Data tied to figure images:
===============
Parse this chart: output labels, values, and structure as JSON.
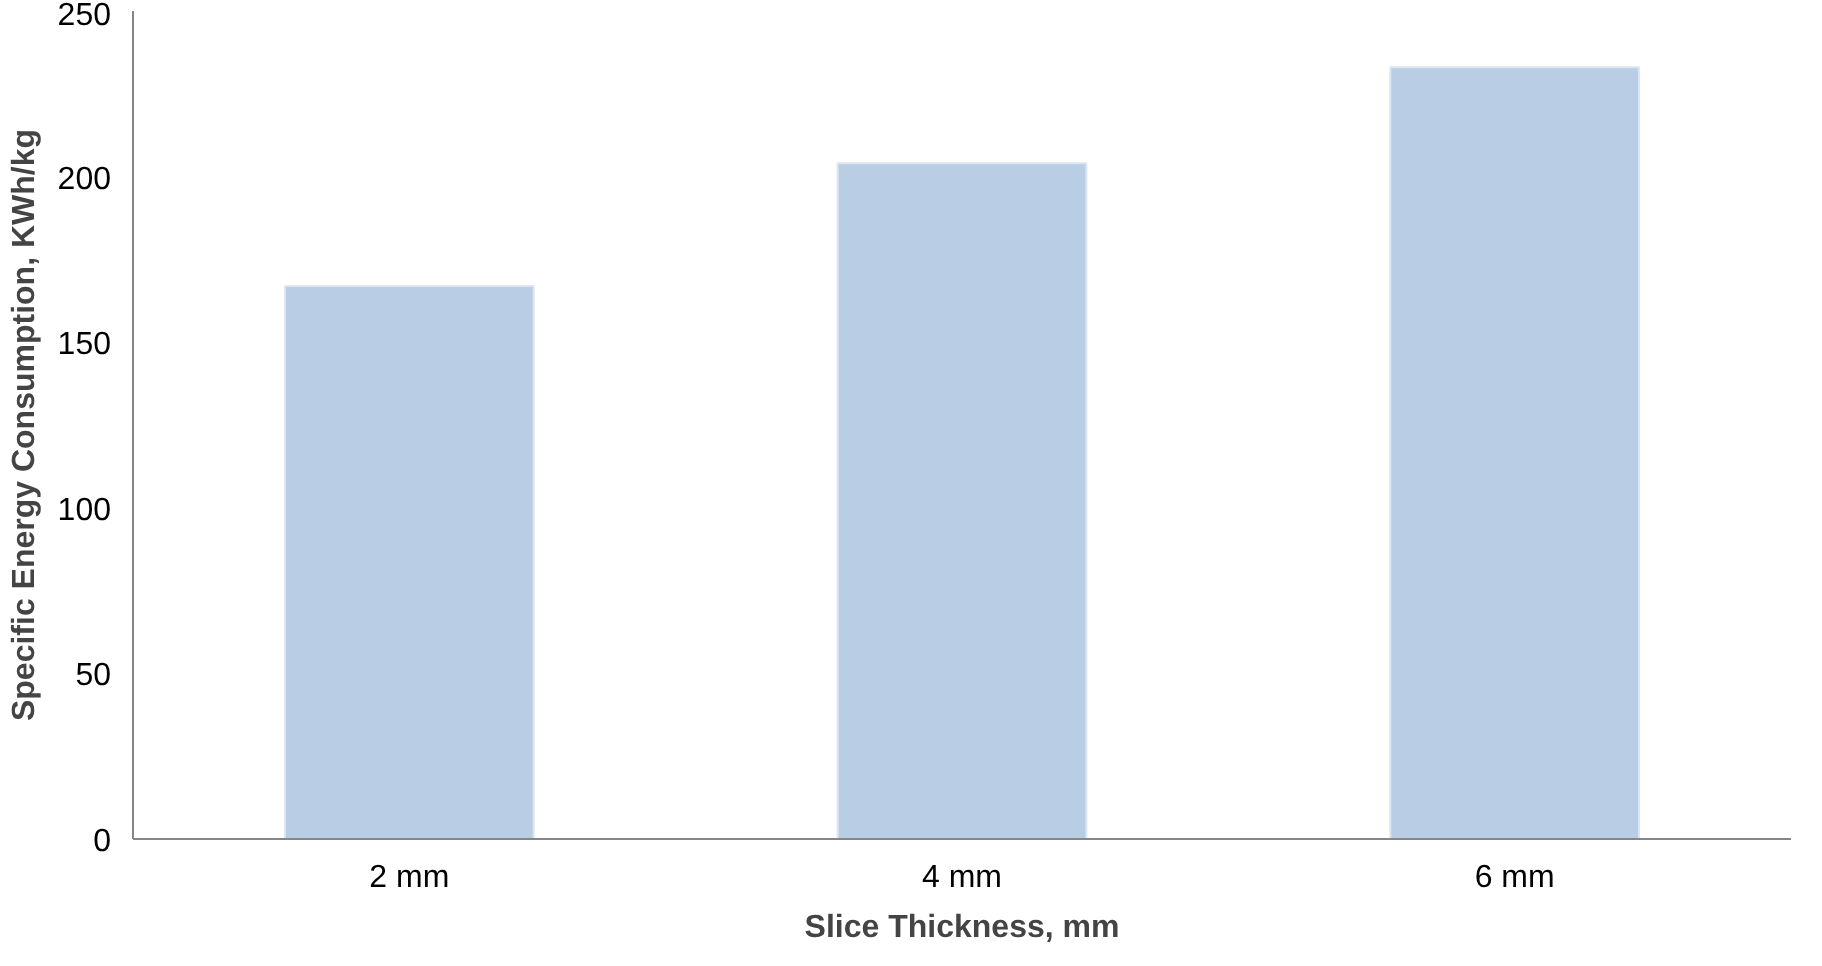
{
  "chart_data": {
    "type": "bar",
    "xlabel": "Slice Thickness, mm",
    "ylabel": "Specific Energy Consumption, KWh/kg",
    "categories": [
      "2 mm",
      "4 mm",
      "6 mm"
    ],
    "values": [
      167,
      204,
      233
    ],
    "color": "#b9cde5",
    "ylim": [
      0,
      250
    ],
    "yticks": [
      0,
      50,
      100,
      150,
      200,
      250
    ],
    "grid": false
  }
}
===============
— WHAT YOU NEED TO DO —
Every line above should be returned exactly; the pictures stay out.

— EXERCISE RESPONSE —
Parse this chart: output labels, values, and structure as JSON.
{
  "chart_data": {
    "type": "bar",
    "xlabel": "Slice Thickness, mm",
    "ylabel": "Specific Energy Consumption, KWh/kg",
    "categories": [
      "2 mm",
      "4 mm",
      "6 mm"
    ],
    "values": [
      167,
      204,
      233
    ],
    "color": "#b9cde5",
    "ylim": [
      0,
      250
    ],
    "yticks": [
      0,
      50,
      100,
      150,
      200,
      250
    ],
    "grid": false
  }
}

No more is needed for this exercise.